Set out every line bearing the string "JSON".

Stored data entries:
[start]

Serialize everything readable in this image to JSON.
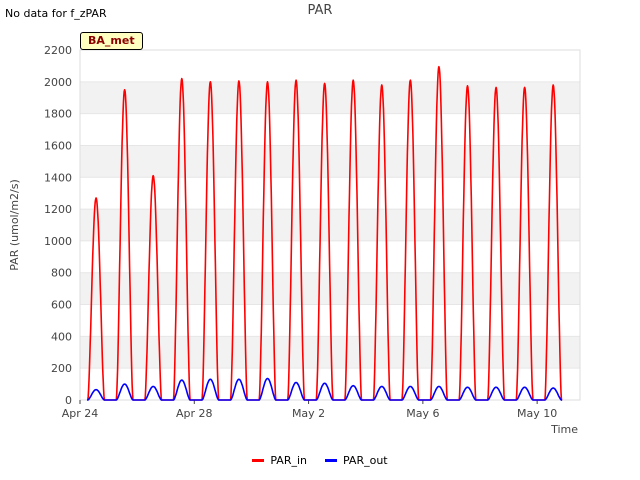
{
  "notice": "No data for f_zPAR",
  "site_tag": "BA_met",
  "colors": {
    "PAR_in": "#ff0000",
    "PAR_out": "#0000ff",
    "band": "#f2f2f2"
  },
  "chart_data": {
    "type": "line",
    "title": "PAR",
    "xlabel": "Time",
    "ylabel": "PAR (umol/m2/s)",
    "ylim": [
      0,
      2200
    ],
    "yticks": [
      0,
      200,
      400,
      600,
      800,
      1000,
      1200,
      1400,
      1600,
      1800,
      2000,
      2200
    ],
    "xlim": [
      "2024-04-24",
      "2024-05-11 12:00"
    ],
    "xticks": [
      "Apr 24",
      "Apr 28",
      "May 2",
      "May 6",
      "May 10"
    ],
    "grid": "alternating horizontal bands",
    "legend_position": "bottom",
    "series": [
      {
        "name": "PAR_in",
        "daily_peaks": [
          {
            "date": "2024-04-24",
            "peak": 1270
          },
          {
            "date": "2024-04-25",
            "peak": 1950
          },
          {
            "date": "2024-04-26",
            "peak": 1410
          },
          {
            "date": "2024-04-27",
            "peak": 2020
          },
          {
            "date": "2024-04-28",
            "peak": 2000
          },
          {
            "date": "2024-04-29",
            "peak": 2005
          },
          {
            "date": "2024-04-30",
            "peak": 2000
          },
          {
            "date": "2024-05-01",
            "peak": 2010
          },
          {
            "date": "2024-05-02",
            "peak": 1990
          },
          {
            "date": "2024-05-03",
            "peak": 2010
          },
          {
            "date": "2024-05-04",
            "peak": 1980
          },
          {
            "date": "2024-05-05",
            "peak": 2010
          },
          {
            "date": "2024-05-06",
            "peak": 2095
          },
          {
            "date": "2024-05-07",
            "peak": 1975
          },
          {
            "date": "2024-05-08",
            "peak": 1965
          },
          {
            "date": "2024-05-09",
            "peak": 1965
          },
          {
            "date": "2024-05-10",
            "peak": 1980
          }
        ]
      },
      {
        "name": "PAR_out",
        "daily_peaks": [
          {
            "date": "2024-04-24",
            "peak": 65
          },
          {
            "date": "2024-04-25",
            "peak": 100
          },
          {
            "date": "2024-04-26",
            "peak": 85
          },
          {
            "date": "2024-04-27",
            "peak": 125
          },
          {
            "date": "2024-04-28",
            "peak": 130
          },
          {
            "date": "2024-04-29",
            "peak": 130
          },
          {
            "date": "2024-04-30",
            "peak": 135
          },
          {
            "date": "2024-05-01",
            "peak": 110
          },
          {
            "date": "2024-05-02",
            "peak": 105
          },
          {
            "date": "2024-05-03",
            "peak": 90
          },
          {
            "date": "2024-05-04",
            "peak": 85
          },
          {
            "date": "2024-05-05",
            "peak": 85
          },
          {
            "date": "2024-05-06",
            "peak": 85
          },
          {
            "date": "2024-05-07",
            "peak": 80
          },
          {
            "date": "2024-05-08",
            "peak": 80
          },
          {
            "date": "2024-05-09",
            "peak": 80
          },
          {
            "date": "2024-05-10",
            "peak": 75
          }
        ]
      }
    ]
  }
}
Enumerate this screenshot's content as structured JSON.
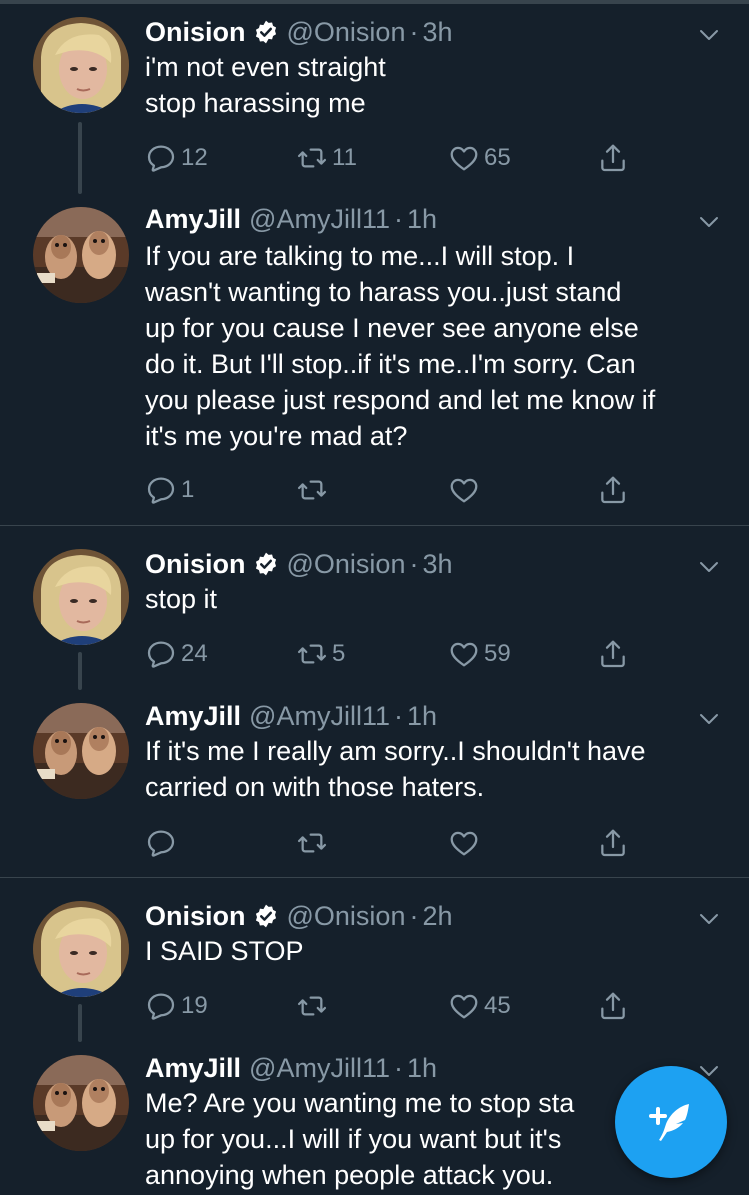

[end]

EXERCISE SOLUTION
Serialize everything readable in this image to JSON.
Enumerate this screenshot's content as structured JSON.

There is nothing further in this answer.